→ **Set task**:
Retype every line of the records below without any changes, and leave the pictures out of your answer.

━━━━━ Task material

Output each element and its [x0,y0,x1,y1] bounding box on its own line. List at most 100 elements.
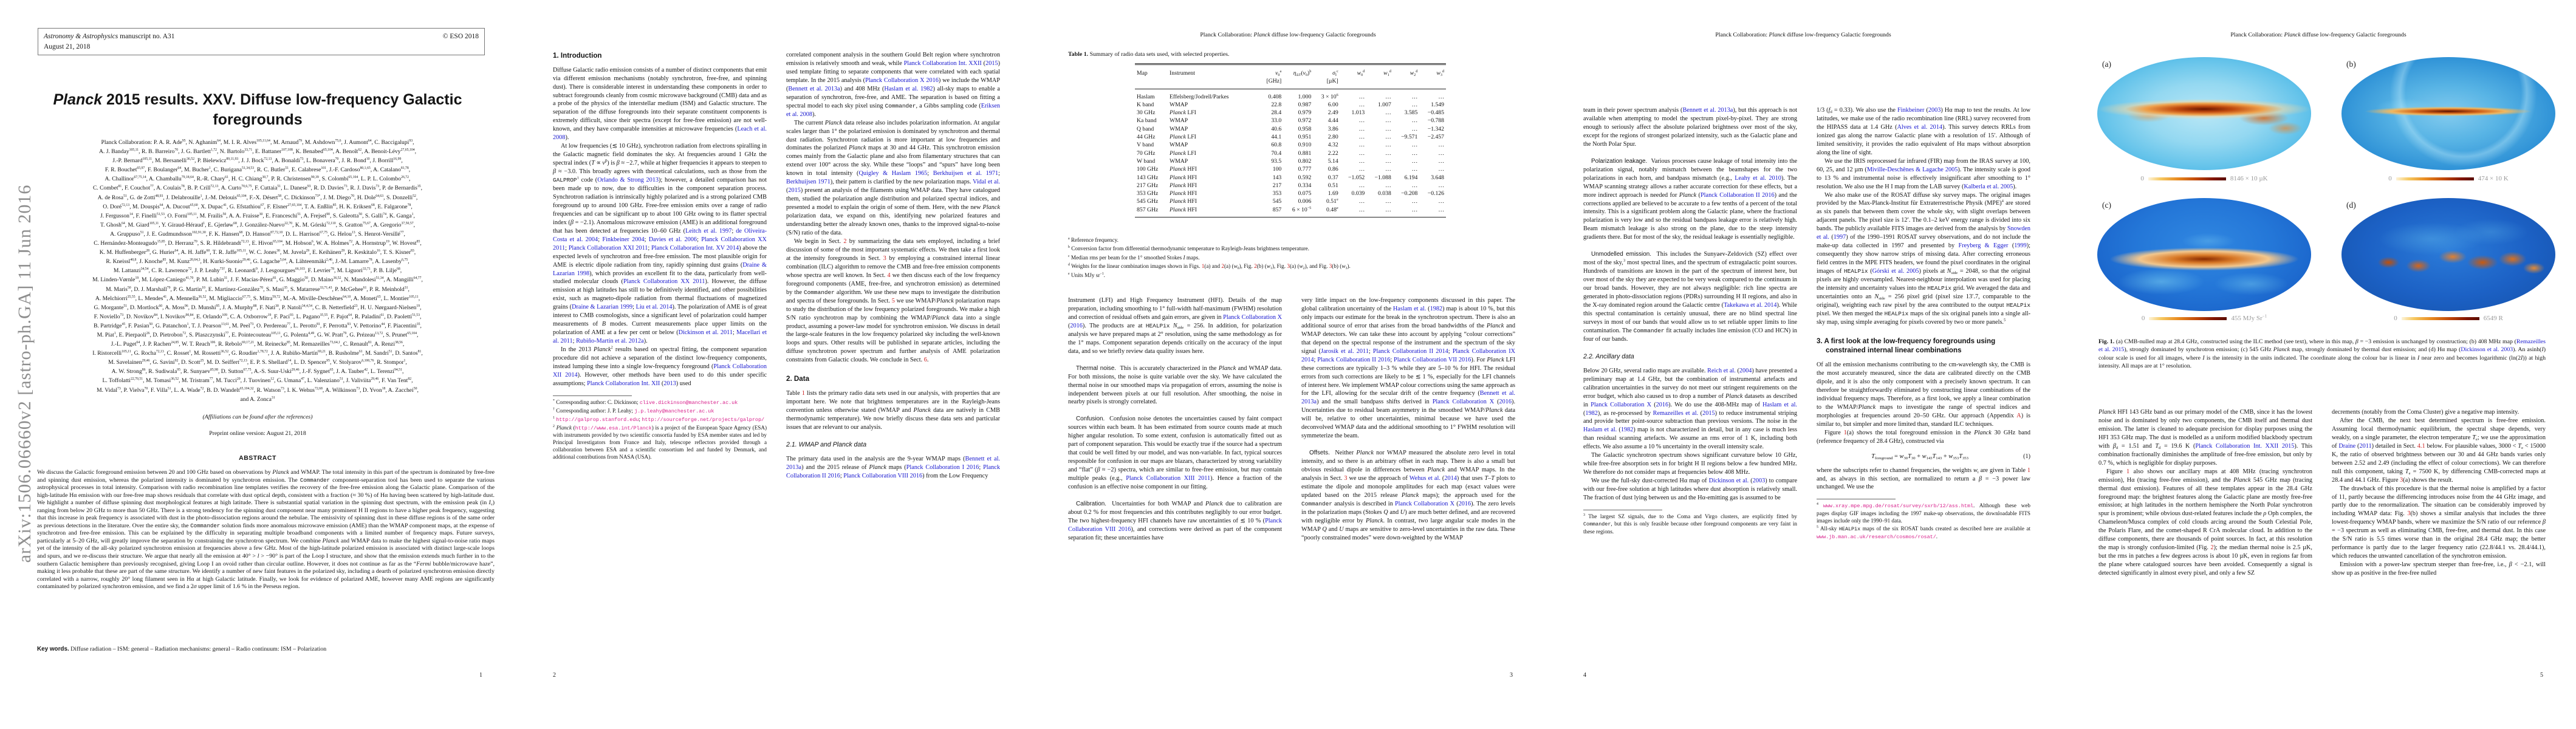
table-cell: 0.987 [1298,101,1312,108]
table-cell: 6.00 [1327,101,1338,108]
table-row: W band WMAP 93.5 0.802 5.14………… [1135,157,1446,165]
colorbar-d: 0 6549 R [2341,315,2555,322]
colorbar-c: 0 455 MJy Sr−1 [2097,314,2311,322]
author-line: L. Toffolatti22,70,51, M. Tomasi36,52, M… [102,377,413,385]
table-cell: … [1358,142,1365,149]
table-cell: 0.039 [1351,190,1365,197]
paragraph: Confusion. Confusion noise denotes the u… [1068,416,1282,491]
colorbar-a-max: 8146 × 10 µK [2230,175,2268,182]
abstract-heading: ABSTRACT [239,454,276,462]
column-left: 1. Introduction Diffuse Galactic radio em… [553,51,767,461]
table-cell: V band [1137,142,1154,149]
table-cell: 353 GHz [1137,190,1159,197]
paragraph: where the subscripts refer to channel fr… [1817,467,2030,491]
table-cell: Haslam [1137,93,1155,100]
page-number: 3 [1510,672,1513,679]
table-cell: 0.51e [1326,197,1338,205]
table-cell: … [1411,125,1418,132]
paragraph: Thermal noise. This is accurately charac… [1068,364,1283,406]
table-cell: 0.592 [1298,174,1312,181]
table-cell: … [1438,198,1444,205]
table-cell: Planck HFI [1170,182,1197,189]
figure-caption-text: (a) CMB-nulled map at 28.4 GHz, construc… [2098,338,2546,370]
table-cell: 545 [1272,198,1282,205]
table-cell: … [1411,206,1418,213]
table-cell: 28.4 [1271,109,1282,117]
table-row: 100 GHz Planck HFI 100 0.777 0.86………… [1135,165,1446,173]
column-header: w1d [1383,69,1391,77]
radio-datasets-table: Map Instrument ν0a ηΔT(ν0)b σIc w0d w1d w2d w3d … [1135,63,1446,218]
author-line: M. Linden-Vørnle19, M. López-Caniego41,7… [92,276,423,284]
page-5: Planck Collaboration: Planck diffuse low… [2061,0,2576,729]
table-cell: … [1438,182,1444,189]
table-cell: 4.32 [1327,142,1338,149]
table-cell: … [1385,198,1391,205]
colorbar-a-min: 0 [2140,175,2144,182]
paragraph: 3 The largest SZ signals, due to the Com… [1583,513,1797,535]
author-line: A. Challinor67,75,14, A. Chamballu79,18,… [104,176,411,183]
author-line: K. M. Huffenberger28, G. Hurier64, A. H.… [99,248,416,256]
table-cell: … [1438,206,1444,213]
table-cell: Q band [1137,125,1154,132]
author-line: A. Gruppuso51, J. E. Gudmundsson102,91,3… [110,230,405,238]
table-cell: … [1385,117,1391,125]
column-header: ηΔT(ν0)b [1293,69,1312,77]
table-cell: 0.777 [1298,166,1312,173]
table-cell: 0.408 [1268,93,1282,100]
table-cell: 2.80 [1327,134,1338,141]
table-cell: … [1438,93,1444,100]
author-line: M. Piat1, E. Pierpaoli26, D. Pietrobon72… [97,331,419,338]
table-cell: Planck HFI [1170,198,1197,205]
table-cell: 93.5 [1271,157,1282,165]
table-cell: 100 [1272,166,1282,173]
table-cell: … [1385,206,1391,213]
column-header: ν0a [1275,69,1282,77]
table-cell: 0.038 [1378,190,1391,197]
table-cell: 0.075 [1298,190,1312,197]
table-cell: 0.37 [1327,174,1338,181]
table-cell: −2.457 [1427,134,1444,141]
table-cell: … [1358,206,1365,213]
table-cell: 0.006 [1298,198,1312,205]
column-unit: [µK] [1313,77,1340,89]
column-right: decrements (notably from the Coma Cluste… [2332,408,2546,578]
table-cell: Planck LFI [1170,109,1196,117]
journal-line: Astronomy & Astrophysics manuscript no. … [44,33,175,40]
table-cell: 44.1 [1271,134,1282,141]
table-cell: 0.972 [1298,117,1312,125]
paragraph: Planck HFI 143 GHz band as our primary m… [2098,409,2312,467]
table-cell: 3.585 [1404,109,1418,117]
paragraph: Figure 1 also shows our ancillary maps a… [2098,468,2313,577]
author-line: F. Noviello73, D. Novikov84, I. Novikov9… [94,313,422,320]
table-cell: Planck LFI [1170,149,1196,157]
colorbar-b-min: 0 [2388,175,2392,182]
paragraph: 3. A first look at the low-frequency for… [1817,337,1996,355]
author-list: Planck Collaboration: P. A. R. Ade95, N.… [21,138,495,404]
column-right: very little impact on the low-frequency … [1301,296,1515,542]
sky-map-b: (b) [2341,57,2555,170]
paragraph: Tforeground = w30T30 + w143T143 + w353T3… [1871,453,2030,460]
table-cell: … [1411,93,1418,100]
table-cell: 857 GHz [1137,206,1159,213]
table-cell: … [1358,125,1365,132]
colorbar-b-gradient [2396,177,2474,180]
column-unit [1168,77,1259,89]
colorbar-d-min: 0 [2394,315,2397,322]
table-cell: 217 GHz [1137,182,1159,189]
table-cell: … [1411,166,1418,173]
paragraph: Polarization leakage. Various processes … [1583,157,1797,241]
table-cell: 1.549 [1431,101,1444,108]
table-cell: −1.088 [1374,174,1391,181]
paragraph: Figure 1(a) shows the total foreground e… [1817,429,2030,445]
paragraph: 2. Data [786,375,810,383]
paper-title: Planck 2015 results. XXV. Diffuse low-fr… [53,91,462,128]
table-cell: 217 [1272,182,1282,189]
date-line: August 21, 2018 [44,43,91,50]
table-cell: −1.342 [1427,125,1444,132]
table-cell: … [1358,149,1365,157]
column-unit [1392,77,1420,89]
paragraph: Unmodelled emission. This includes the S… [1583,251,1797,343]
running-head: Planck Collaboration: Planck diffuse low… [1715,32,1891,38]
panel-label-c: (c) [2102,200,2111,210]
table-cell: … [1358,198,1365,205]
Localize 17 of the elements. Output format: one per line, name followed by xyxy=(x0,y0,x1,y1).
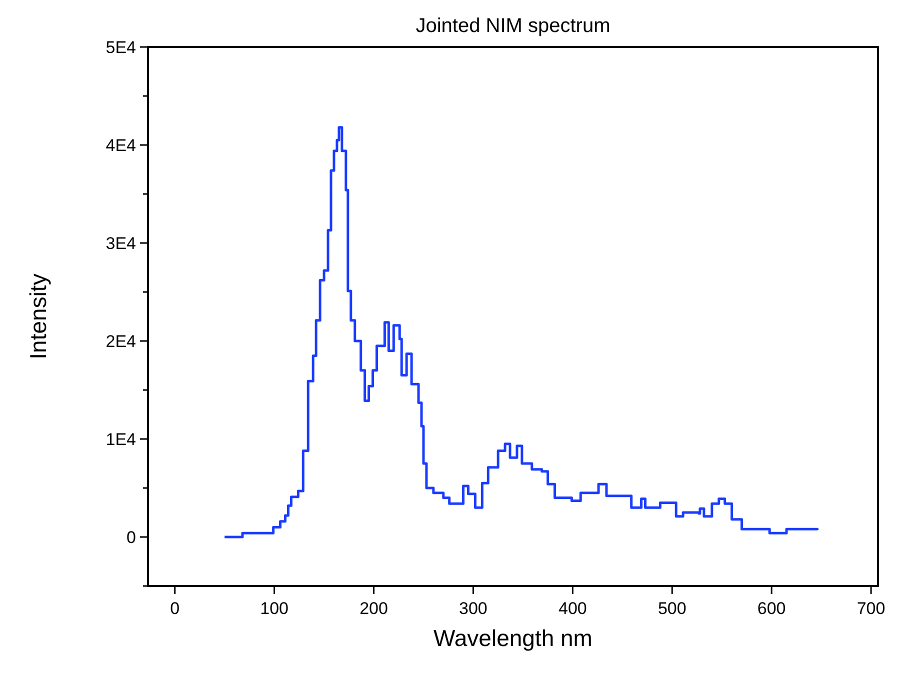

━━━━━━━━━━

→ **Solution for this problem**:
Output each element and its [x0,y0,x1,y1] bounding box on its own line. List at most 100 elements.
table-cell: 0.987 [1298,101,1312,108]
table-cell: 6.00 [1327,101,1338,108]
table-row: W band WMAP 93.5 0.802 5.14………… [1135,157,1446,165]
colorbar-d: 0 6549 R [2341,315,2555,322]
colorbar-c: 0 455 MJy Sr−1 [2097,314,2311,322]
author-line: L. Toffolatti22,70,51, M. Tomasi36,52, M… [102,377,413,385]
table-cell: … [1358,142,1365,149]
table-cell: 0.039 [1351,190,1365,197]
paragraph: Confusion. Confusion noise denotes the u… [1068,416,1282,491]
colorbar-a-max: 8146 × 10 µK [2230,175,2268,182]
abstract-heading: ABSTRACT [239,454,276,462]
column-left: 1. Introduction Diffuse Galactic radio em… [553,51,767,461]
table-cell: V band [1137,142,1154,149]
table-cell: 353 GHz [1137,190,1159,197]
paragraph: where the subscripts refer to channel fr… [1817,467,2030,491]
table-cell: Haslam [1137,93,1155,100]
page-number: 3 [1510,672,1513,679]
table-cell: 0.51e [1326,197,1338,205]
table-cell: … [1411,125,1418,132]
paragraph: Thermal noise. This is accurately charac… [1068,364,1283,406]
table-cell: 0.592 [1298,174,1312,181]
table-cell: … [1438,198,1444,205]
table-cell: Planck HFI [1170,182,1197,189]
figure-caption-text: (a) CMB-nulled map at 28.4 GHz, construc… [2098,338,2546,370]
table-cell: 545 [1272,198,1282,205]
table-cell: … [1411,206,1418,213]
table-cell: 28.4 [1271,109,1282,117]
table-row: 100 GHz Planck HFI 100 0.777 0.86………… [1135,165,1446,173]
column-header: w1d [1383,69,1391,77]
radio-datasets-table: Map Instrument ν0a ηΔT(ν0)b σIc w0d w1d w2d w3d … [1135,63,1446,218]
author-line: M. Linden-Vørnle19, M. López-Caniego41,7… [92,276,423,284]
page-5: Planck Collaboration: Planck diffuse low… [2061,0,2576,729]
table-cell: … [1438,182,1444,189]
table-cell: 4.32 [1327,142,1338,149]
table-cell: … [1385,198,1391,205]
colorbar-a-min: 0 [2140,175,2144,182]
paragraph: 3 The largest SZ signals, due to the Com… [1583,513,1797,535]
author-line: A. Challinor67,75,14, A. Chamballu79,18,… [104,176,411,183]
author-line: K. M. Huffenberger28, G. Hurier64, A. H.… [99,248,416,256]
table-cell: … [1438,206,1444,213]
table-cell: Q band [1137,125,1154,132]
author-line: A. Gruppuso51, J. E. Gudmundsson102,91,3… [110,230,405,238]
table-cell: … [1385,117,1391,125]
column-header: ηΔT(ν0)b [1293,69,1312,77]
table-cell: 0.777 [1298,166,1312,173]
table-cell: 0.408 [1268,93,1282,100]
table-cell: 2.80 [1327,134,1338,141]
table-cell: … [1438,93,1444,100]
author-line: M. Piat1, E. Pierpaoli26, D. Pietrobon72… [97,331,419,338]
table-cell: Planck HFI [1170,198,1197,205]
table-cell: 93.5 [1271,157,1282,165]
table-cell: 100 [1272,166,1282,173]
table-cell: … [1385,206,1391,213]
column-header: ν0a [1275,69,1282,77]
table-cell: 0.038 [1378,190,1391,197]
table-cell: 0.075 [1298,190,1312,197]
table-cell: 0.37 [1327,174,1338,181]
table-cell: −2.457 [1427,134,1444,141]
table-cell: … [1358,206,1365,213]
table-cell: 0.006 [1298,198,1312,205]
column-unit: [µK] [1313,77,1340,89]
column-right: decrements (notably from the Coma Cluste… [2332,408,2546,578]
table-cell: Planck LFI [1170,109,1196,117]
journal-line: Astronomy & Astrophysics manuscript no. … [44,33,175,40]
table-cell: 44.1 [1271,134,1282,141]
table-cell: 0.972 [1298,117,1312,125]
paragraph: Planck HFI 143 GHz band as our primary m… [2098,409,2312,467]
table-cell: 3.585 [1404,109,1418,117]
paragraph: Figure 1 also shows our ancillary maps a… [2098,468,2313,577]
author-line: F. Noviello73, D. Novikov84, I. Novikov9… [94,313,422,320]
table-cell: Planck LFI [1170,149,1196,157]
colorbar-b-min: 0 [2388,175,2392,182]
paragraph: 3. A first look at the low-frequency for… [1817,337,1996,355]
author-list: Planck Collaboration: P. A. R. Ade95, N.… [21,138,495,404]
column-right: very little impact on the low-frequency … [1301,296,1515,542]
sky-map-b: (b) [2341,57,2555,170]
paragraph: Tforeground = w30T30 + w143T143 + w353T3… [1871,453,2030,460]
table-cell: … [1411,93,1418,100]
table-cell: 857 GHz [1137,206,1159,213]
table-cell: … [1358,125,1365,132]
colorbar-b-gradient [2396,177,2474,180]
column-unit [1168,77,1259,89]
colorbar-d-min: 0 [2394,315,2397,322]
table-cell: 217 GHz [1137,182,1159,189]
table-cell: … [1411,166,1418,173]
paragraph: Polarization leakage. Various processes … [1583,157,1797,241]
table-cell: 1.549 [1431,101,1444,108]
table-cell: −1.088 [1374,174,1391,181]
paragraph: Figure 1(a) shows the total foreground e… [1817,429,2030,445]
paragraph: 2. Data [786,375,810,383]
paper-title: Planck 2015 results. XXV. Diffuse low-fr… [53,91,462,128]
table-cell: 217 [1272,182,1282,189]
date-line: August 21, 2018 [44,43,91,50]
table-cell: −1.342 [1427,125,1444,132]
table-cell: … [1358,149,1365,157]
column-unit [1392,77,1420,89]
paragraph: Unmodelled emission. This includes the S… [1583,251,1797,343]
running-head: Planck Collaboration: Planck diffuse low… [1715,32,1891,38]
panel-label-c: (c) [2102,200,2111,210]
table-cell: … [1358,198,1365,205]
Localize 17 of the elements. Output format: one per line, name followed by xyxy=(x0,y0,x1,y1).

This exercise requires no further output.